** Job **
Write out all lines holding the word "Adaptive".

Recorded data:
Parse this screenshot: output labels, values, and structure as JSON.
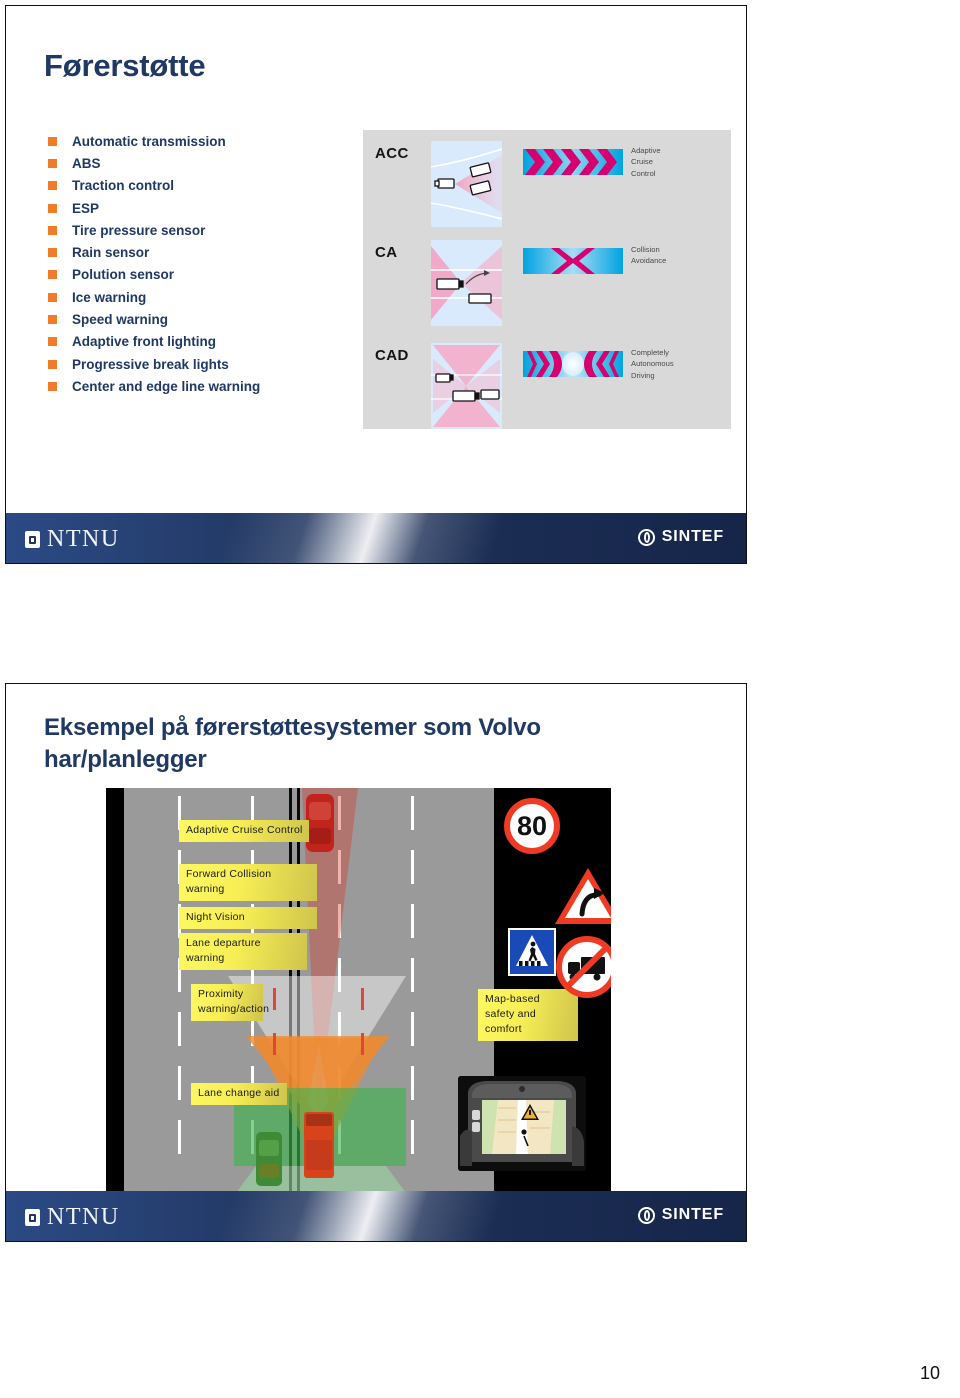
{
  "document": {
    "page_number": "10"
  },
  "slide1": {
    "title": "Førerstøtte",
    "bullets": [
      "Automatic transmission",
      "ABS",
      "Traction control",
      "ESP",
      "Tire pressure sensor",
      "Rain sensor",
      "Polution sensor",
      "Ice warning",
      "Speed warning",
      "Adaptive front lighting",
      "Progressive break lights",
      "Center and edge line warning"
    ],
    "diagram": {
      "rows": [
        {
          "code": "ACC",
          "caption": "Adaptive\nCruise\nControl",
          "caption_lines": [
            "Adaptive",
            "Cruise",
            "Control"
          ]
        },
        {
          "code": "CA",
          "caption": "Collision\nAvoidance",
          "caption_lines": [
            "Collision",
            "Avoidance"
          ]
        },
        {
          "code": "CAD",
          "caption": "Completely\nAutonomous\nDriving",
          "caption_lines": [
            "Completely",
            "Autonomous",
            "Driving"
          ]
        }
      ]
    },
    "footer": {
      "left_logo": "NTNU",
      "right_logo": "SINTEF"
    }
  },
  "slide2": {
    "title": "Eksempel på førerstøttesystemer som Volvo har/planlegger",
    "callouts": [
      "Adaptive Cruise Control",
      "Forward Collision warning",
      "Night Vision",
      "Lane departure warning",
      "Proximity warning/action",
      "Lane change aid",
      "Map-based safety and comfort"
    ],
    "signs": {
      "speed_limit": "80"
    },
    "footer": {
      "left_logo": "NTNU",
      "right_logo": "SINTEF"
    }
  },
  "colors": {
    "title_navy": "#1F3864",
    "bullet_orange": "#F07B28",
    "footer_blue": "#21365f",
    "callout_yellow": "#F7EE55",
    "sign_red": "#EF3B24",
    "sign_blue": "#1A49B8",
    "panel_gray": "#D9D9D9"
  }
}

** Reply **
      "Adaptive front lighting",
          "caption": "Adaptive\nCruise\nControl",
            "Adaptive",
      "Adaptive Cruise Control",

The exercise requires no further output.